» **Written request**:
Copy all of the records below verbatim.
━━━ Given records
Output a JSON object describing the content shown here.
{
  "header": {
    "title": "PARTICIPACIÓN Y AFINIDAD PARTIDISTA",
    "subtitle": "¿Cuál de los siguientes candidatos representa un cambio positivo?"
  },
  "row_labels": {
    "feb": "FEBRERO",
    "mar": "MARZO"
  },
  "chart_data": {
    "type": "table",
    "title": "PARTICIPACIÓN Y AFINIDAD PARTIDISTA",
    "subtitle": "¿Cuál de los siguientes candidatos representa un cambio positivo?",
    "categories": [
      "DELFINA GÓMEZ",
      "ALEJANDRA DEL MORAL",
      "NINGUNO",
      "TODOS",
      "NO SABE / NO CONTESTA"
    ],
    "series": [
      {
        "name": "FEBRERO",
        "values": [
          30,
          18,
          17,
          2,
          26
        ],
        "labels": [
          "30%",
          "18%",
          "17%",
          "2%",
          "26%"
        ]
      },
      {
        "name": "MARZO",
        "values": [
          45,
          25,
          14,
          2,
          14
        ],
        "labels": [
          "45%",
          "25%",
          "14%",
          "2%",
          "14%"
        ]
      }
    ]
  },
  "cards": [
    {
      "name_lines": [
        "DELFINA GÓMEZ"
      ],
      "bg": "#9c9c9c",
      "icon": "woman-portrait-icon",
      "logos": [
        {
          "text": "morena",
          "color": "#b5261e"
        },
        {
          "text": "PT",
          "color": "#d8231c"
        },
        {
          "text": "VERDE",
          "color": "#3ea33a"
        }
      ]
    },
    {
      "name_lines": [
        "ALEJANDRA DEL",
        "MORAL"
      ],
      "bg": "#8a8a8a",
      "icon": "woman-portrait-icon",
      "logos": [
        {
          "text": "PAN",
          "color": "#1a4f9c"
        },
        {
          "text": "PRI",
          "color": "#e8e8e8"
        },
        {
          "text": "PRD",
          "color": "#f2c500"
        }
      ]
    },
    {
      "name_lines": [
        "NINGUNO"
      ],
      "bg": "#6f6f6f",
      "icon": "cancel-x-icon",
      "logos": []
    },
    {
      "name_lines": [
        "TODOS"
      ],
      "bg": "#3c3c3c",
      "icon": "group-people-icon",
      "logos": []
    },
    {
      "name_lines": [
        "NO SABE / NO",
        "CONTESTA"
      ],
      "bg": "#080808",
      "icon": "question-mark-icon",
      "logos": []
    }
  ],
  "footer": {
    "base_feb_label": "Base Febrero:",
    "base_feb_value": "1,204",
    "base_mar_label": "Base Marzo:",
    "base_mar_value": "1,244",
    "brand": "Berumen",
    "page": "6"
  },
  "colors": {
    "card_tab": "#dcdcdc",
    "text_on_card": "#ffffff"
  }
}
━━━━━━
» **Full response**:
Output a JSON object describing the content shown here.
{
  "header": {
    "title": "PARTICIPACIÓN Y AFINIDAD PARTIDISTA",
    "subtitle": "¿Cuál de los siguientes candidatos representa un cambio positivo?"
  },
  "row_labels": {
    "feb": "FEBRERO",
    "mar": "MARZO"
  },
  "chart_data": {
    "type": "table",
    "title": "PARTICIPACIÓN Y AFINIDAD PARTIDISTA",
    "subtitle": "¿Cuál de los siguientes candidatos representa un cambio positivo?",
    "categories": [
      "DELFINA GÓMEZ",
      "ALEJANDRA DEL MORAL",
      "NINGUNO",
      "TODOS",
      "NO SABE / NO CONTESTA"
    ],
    "series": [
      {
        "name": "FEBRERO",
        "values": [
          30,
          18,
          17,
          2,
          26
        ],
        "labels": [
          "30%",
          "18%",
          "17%",
          "2%",
          "26%"
        ]
      },
      {
        "name": "MARZO",
        "values": [
          45,
          25,
          14,
          2,
          14
        ],
        "labels": [
          "45%",
          "25%",
          "14%",
          "2%",
          "14%"
        ]
      }
    ]
  },
  "cards": [
    {
      "name_lines": [
        "DELFINA GÓMEZ"
      ],
      "bg": "#9c9c9c",
      "icon": "woman-portrait-icon",
      "logos": [
        {
          "text": "morena",
          "color": "#b5261e"
        },
        {
          "text": "PT",
          "color": "#d8231c"
        },
        {
          "text": "VERDE",
          "color": "#3ea33a"
        }
      ]
    },
    {
      "name_lines": [
        "ALEJANDRA DEL",
        "MORAL"
      ],
      "bg": "#8a8a8a",
      "icon": "woman-portrait-icon",
      "logos": [
        {
          "text": "PAN",
          "color": "#1a4f9c"
        },
        {
          "text": "PRI",
          "color": "#e8e8e8"
        },
        {
          "text": "PRD",
          "color": "#f2c500"
        }
      ]
    },
    {
      "name_lines": [
        "NINGUNO"
      ],
      "bg": "#6f6f6f",
      "icon": "cancel-x-icon",
      "logos": []
    },
    {
      "name_lines": [
        "TODOS"
      ],
      "bg": "#3c3c3c",
      "icon": "group-people-icon",
      "logos": []
    },
    {
      "name_lines": [
        "NO SABE / NO",
        "CONTESTA"
      ],
      "bg": "#080808",
      "icon": "question-mark-icon",
      "logos": []
    }
  ],
  "footer": {
    "base_feb_label": "Base Febrero:",
    "base_feb_value": "1,204",
    "base_mar_label": "Base Marzo:",
    "base_mar_value": "1,244",
    "brand": "Berumen",
    "page": "6"
  },
  "colors": {
    "card_tab": "#dcdcdc",
    "text_on_card": "#ffffff"
  }
}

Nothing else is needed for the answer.